#### PROVIDED RECORDS ####

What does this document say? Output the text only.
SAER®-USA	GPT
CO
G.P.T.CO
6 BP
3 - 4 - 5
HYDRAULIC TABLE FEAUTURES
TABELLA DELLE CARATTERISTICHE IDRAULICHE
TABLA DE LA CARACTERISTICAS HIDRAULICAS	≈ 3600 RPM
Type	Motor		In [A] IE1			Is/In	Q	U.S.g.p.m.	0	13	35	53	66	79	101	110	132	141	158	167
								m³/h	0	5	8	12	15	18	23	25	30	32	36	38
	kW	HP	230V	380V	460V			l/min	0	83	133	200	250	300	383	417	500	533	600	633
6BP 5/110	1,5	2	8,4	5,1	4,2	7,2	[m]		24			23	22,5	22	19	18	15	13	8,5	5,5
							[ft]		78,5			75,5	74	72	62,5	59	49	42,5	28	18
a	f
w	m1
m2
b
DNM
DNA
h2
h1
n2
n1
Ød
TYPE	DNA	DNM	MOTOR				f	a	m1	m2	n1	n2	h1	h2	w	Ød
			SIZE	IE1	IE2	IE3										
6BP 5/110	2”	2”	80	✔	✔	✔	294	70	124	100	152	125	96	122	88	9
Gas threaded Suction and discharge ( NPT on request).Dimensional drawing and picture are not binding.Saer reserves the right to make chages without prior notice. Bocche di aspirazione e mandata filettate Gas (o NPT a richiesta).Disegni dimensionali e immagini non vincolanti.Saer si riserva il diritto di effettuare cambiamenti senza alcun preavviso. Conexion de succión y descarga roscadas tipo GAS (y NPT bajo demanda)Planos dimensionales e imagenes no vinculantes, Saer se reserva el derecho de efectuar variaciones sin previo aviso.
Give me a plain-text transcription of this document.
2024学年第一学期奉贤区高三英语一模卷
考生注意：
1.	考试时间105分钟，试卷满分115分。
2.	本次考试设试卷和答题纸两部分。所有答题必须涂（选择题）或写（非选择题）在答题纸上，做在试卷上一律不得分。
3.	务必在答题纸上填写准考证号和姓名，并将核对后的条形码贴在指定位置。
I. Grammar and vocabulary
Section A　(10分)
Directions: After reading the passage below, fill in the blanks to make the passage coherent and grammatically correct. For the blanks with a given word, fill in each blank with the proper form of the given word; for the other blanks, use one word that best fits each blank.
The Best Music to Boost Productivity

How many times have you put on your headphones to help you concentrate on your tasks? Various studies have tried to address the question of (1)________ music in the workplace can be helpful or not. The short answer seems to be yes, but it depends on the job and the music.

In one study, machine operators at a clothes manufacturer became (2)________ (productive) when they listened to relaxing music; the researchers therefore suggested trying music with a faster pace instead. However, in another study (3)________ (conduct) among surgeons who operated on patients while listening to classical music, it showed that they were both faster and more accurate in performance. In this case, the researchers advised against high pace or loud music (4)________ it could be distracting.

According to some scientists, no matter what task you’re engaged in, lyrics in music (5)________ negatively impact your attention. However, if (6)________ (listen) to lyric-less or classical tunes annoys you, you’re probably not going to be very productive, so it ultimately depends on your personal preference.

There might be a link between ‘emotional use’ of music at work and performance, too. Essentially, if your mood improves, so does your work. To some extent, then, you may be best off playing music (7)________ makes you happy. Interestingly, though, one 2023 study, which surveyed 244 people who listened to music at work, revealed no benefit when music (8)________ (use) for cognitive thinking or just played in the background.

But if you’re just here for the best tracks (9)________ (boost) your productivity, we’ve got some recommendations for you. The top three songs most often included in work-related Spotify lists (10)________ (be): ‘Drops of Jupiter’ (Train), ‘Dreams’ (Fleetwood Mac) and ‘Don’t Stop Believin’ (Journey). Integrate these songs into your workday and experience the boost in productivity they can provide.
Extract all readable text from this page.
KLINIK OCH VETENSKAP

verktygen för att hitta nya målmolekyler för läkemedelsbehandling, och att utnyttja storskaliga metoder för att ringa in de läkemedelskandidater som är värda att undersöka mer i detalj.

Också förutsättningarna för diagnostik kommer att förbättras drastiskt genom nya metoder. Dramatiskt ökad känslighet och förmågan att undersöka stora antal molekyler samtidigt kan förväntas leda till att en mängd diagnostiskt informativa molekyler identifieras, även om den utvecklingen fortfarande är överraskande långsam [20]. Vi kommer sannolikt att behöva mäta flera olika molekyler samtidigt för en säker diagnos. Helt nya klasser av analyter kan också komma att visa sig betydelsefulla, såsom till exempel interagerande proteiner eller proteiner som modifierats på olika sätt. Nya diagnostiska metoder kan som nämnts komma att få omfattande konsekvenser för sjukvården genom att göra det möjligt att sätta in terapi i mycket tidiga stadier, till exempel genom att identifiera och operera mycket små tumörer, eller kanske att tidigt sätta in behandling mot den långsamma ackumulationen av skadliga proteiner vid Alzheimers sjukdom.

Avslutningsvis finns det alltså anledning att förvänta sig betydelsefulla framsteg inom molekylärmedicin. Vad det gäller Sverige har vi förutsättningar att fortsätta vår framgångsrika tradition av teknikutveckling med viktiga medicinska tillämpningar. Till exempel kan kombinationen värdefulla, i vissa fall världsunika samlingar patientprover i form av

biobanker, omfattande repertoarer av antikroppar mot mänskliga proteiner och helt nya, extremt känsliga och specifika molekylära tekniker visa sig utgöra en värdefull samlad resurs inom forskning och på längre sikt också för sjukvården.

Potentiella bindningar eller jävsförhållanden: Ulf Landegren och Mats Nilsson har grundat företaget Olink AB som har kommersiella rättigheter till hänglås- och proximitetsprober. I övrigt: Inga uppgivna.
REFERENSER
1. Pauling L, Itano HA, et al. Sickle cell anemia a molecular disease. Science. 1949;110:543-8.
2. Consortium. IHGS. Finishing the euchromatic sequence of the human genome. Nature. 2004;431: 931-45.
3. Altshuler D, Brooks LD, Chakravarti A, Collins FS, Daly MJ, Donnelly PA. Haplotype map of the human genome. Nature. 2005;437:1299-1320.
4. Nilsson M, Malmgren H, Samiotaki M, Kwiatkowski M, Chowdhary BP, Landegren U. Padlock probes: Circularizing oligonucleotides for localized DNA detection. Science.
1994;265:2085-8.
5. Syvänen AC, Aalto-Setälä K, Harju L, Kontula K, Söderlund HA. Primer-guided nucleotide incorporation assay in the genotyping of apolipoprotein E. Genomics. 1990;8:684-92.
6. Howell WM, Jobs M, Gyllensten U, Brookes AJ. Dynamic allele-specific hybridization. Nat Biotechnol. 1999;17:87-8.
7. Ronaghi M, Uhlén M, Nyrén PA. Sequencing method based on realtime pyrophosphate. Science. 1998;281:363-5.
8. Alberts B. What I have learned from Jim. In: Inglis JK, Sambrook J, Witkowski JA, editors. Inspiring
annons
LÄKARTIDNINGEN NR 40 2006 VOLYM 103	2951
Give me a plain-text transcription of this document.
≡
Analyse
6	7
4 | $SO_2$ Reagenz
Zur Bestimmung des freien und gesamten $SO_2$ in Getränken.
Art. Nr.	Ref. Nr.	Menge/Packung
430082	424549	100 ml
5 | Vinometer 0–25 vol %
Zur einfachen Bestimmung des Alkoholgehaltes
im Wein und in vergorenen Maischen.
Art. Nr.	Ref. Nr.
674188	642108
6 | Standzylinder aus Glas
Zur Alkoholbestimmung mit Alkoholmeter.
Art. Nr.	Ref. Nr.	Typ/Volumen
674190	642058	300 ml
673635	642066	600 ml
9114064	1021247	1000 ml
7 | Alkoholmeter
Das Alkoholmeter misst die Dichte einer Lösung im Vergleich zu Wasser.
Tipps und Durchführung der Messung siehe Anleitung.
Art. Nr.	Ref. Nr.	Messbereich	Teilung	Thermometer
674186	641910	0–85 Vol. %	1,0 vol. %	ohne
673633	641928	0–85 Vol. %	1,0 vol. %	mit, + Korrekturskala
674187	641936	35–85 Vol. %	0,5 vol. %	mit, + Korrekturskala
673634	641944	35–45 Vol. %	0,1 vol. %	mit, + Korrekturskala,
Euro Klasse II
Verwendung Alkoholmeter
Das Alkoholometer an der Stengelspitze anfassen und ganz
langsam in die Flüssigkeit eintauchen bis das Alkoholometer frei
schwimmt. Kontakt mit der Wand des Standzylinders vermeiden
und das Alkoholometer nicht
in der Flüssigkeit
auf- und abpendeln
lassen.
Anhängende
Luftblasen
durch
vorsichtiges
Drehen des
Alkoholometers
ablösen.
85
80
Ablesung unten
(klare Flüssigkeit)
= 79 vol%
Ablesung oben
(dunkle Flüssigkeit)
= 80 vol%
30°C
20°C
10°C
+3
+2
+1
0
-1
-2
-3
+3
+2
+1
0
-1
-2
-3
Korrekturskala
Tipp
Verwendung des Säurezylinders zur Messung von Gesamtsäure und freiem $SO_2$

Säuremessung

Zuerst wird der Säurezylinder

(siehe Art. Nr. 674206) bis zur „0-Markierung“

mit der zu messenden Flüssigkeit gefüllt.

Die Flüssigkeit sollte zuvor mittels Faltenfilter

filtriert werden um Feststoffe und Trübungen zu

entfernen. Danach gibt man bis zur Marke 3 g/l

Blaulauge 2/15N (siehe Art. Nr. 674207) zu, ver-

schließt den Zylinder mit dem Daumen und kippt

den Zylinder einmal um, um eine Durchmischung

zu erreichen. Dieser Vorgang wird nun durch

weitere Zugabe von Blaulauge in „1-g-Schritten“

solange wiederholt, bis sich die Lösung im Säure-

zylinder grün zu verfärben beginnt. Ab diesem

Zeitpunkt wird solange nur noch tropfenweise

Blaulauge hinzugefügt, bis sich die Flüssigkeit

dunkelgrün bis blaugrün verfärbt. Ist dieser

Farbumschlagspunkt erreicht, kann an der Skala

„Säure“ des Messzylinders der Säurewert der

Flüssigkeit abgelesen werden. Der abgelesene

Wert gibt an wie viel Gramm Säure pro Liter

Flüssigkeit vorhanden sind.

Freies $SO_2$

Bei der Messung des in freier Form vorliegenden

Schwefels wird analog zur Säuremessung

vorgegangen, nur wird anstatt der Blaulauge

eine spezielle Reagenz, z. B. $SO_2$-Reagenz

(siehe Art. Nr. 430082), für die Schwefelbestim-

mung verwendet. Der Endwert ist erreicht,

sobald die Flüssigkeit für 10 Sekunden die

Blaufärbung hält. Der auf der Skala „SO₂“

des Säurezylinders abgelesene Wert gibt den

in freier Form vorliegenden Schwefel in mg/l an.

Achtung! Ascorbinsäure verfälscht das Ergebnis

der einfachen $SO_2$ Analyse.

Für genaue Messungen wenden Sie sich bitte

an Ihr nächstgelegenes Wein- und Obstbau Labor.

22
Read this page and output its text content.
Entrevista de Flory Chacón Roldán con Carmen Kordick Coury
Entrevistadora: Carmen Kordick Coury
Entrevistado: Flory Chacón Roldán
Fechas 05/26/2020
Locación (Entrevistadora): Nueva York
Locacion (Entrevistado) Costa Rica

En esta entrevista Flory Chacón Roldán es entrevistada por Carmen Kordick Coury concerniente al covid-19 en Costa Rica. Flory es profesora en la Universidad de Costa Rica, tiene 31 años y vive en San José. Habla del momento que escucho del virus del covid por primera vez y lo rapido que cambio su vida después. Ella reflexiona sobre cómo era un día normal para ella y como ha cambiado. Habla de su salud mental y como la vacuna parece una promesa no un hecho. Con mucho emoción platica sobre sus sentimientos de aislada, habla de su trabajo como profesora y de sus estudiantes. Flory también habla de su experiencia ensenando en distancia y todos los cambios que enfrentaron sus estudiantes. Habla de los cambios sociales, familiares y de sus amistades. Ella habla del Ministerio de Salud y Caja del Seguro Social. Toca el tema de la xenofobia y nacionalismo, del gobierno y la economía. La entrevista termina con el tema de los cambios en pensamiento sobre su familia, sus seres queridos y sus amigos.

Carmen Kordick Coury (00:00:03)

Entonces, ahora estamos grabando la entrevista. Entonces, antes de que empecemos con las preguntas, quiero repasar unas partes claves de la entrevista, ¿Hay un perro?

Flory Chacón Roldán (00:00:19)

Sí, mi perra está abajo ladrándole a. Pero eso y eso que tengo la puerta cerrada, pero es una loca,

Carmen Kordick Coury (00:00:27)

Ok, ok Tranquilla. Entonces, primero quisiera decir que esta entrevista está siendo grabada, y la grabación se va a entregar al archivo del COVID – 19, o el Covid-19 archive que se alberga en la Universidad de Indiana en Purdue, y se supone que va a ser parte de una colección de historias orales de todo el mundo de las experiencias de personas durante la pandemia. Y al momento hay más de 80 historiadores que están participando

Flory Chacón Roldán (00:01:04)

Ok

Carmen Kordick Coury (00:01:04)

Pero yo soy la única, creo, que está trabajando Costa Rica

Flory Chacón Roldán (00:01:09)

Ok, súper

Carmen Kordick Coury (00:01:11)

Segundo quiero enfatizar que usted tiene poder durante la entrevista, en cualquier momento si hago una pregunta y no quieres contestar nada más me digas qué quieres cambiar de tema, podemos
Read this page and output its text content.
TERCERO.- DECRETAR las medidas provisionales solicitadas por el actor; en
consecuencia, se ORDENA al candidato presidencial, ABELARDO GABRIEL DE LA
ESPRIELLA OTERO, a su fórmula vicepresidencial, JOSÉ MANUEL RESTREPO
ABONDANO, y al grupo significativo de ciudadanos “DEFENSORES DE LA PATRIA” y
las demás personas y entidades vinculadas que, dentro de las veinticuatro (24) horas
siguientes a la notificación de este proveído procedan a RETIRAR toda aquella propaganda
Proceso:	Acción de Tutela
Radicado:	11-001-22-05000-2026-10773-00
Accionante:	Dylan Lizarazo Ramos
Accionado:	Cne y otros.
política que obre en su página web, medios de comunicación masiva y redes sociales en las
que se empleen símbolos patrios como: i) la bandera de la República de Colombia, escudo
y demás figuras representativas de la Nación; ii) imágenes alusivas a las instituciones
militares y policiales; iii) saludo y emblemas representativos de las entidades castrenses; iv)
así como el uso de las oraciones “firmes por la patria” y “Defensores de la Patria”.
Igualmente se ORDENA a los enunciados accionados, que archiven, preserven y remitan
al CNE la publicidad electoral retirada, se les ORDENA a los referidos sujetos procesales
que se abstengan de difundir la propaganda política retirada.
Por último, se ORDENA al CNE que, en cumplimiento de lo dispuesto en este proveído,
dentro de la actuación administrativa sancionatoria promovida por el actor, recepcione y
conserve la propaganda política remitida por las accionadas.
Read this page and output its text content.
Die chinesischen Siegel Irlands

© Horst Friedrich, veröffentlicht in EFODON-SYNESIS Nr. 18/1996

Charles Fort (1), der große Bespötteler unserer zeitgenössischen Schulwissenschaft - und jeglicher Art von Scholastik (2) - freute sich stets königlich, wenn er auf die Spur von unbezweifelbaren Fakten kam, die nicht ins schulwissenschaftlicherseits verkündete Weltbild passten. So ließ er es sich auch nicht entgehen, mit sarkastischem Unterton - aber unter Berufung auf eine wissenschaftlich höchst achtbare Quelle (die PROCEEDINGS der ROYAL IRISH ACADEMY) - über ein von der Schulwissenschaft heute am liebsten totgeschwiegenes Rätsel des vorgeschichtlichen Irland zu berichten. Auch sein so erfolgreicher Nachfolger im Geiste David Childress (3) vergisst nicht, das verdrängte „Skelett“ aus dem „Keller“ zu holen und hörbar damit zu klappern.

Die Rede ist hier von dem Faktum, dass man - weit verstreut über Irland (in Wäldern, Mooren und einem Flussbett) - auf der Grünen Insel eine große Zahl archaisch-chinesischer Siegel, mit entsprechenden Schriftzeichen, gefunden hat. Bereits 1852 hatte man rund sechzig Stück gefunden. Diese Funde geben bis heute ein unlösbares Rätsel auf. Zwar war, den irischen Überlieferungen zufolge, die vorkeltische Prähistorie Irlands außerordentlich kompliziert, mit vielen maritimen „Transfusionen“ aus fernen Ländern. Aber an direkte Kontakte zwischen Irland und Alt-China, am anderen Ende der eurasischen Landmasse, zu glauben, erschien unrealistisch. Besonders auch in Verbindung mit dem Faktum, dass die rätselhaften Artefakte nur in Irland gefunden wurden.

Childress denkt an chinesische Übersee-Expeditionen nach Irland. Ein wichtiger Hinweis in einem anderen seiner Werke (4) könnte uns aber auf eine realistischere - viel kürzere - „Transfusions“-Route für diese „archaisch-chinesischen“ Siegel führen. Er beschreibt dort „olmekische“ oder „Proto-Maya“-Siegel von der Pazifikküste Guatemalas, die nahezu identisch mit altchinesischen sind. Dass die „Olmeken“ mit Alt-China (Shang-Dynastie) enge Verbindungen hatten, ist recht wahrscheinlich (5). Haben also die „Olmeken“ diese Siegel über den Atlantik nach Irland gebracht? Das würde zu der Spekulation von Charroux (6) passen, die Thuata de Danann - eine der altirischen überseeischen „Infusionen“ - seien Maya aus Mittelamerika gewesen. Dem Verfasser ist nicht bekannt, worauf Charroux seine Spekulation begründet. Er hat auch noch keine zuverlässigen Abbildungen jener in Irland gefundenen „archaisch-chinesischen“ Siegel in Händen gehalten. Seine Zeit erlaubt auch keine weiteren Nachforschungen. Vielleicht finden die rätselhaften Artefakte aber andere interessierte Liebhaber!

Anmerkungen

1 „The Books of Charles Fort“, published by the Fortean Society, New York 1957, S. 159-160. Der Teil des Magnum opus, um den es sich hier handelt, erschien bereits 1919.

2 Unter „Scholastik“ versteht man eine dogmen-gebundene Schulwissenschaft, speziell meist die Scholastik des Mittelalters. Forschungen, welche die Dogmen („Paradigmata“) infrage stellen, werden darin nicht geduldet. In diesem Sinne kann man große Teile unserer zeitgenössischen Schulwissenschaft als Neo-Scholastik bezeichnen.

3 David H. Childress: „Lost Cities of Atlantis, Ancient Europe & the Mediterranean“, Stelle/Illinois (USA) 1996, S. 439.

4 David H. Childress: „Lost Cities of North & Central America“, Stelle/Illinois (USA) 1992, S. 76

####

In the records above, find every line with the word "human" and copy it.

◆ OUTPUT OF THE TASK:
2. Consortium. IHGS. Finishing the euchromatic sequence of the human genome. Nature. 2004;431: 931-45.
3. Altshuler D, Brooks LD, Chakravarti A, Collins FS, Daly MJ, Donnelly PA. Haplotype map of the human genome. Nature. 2005;437:1299-1320.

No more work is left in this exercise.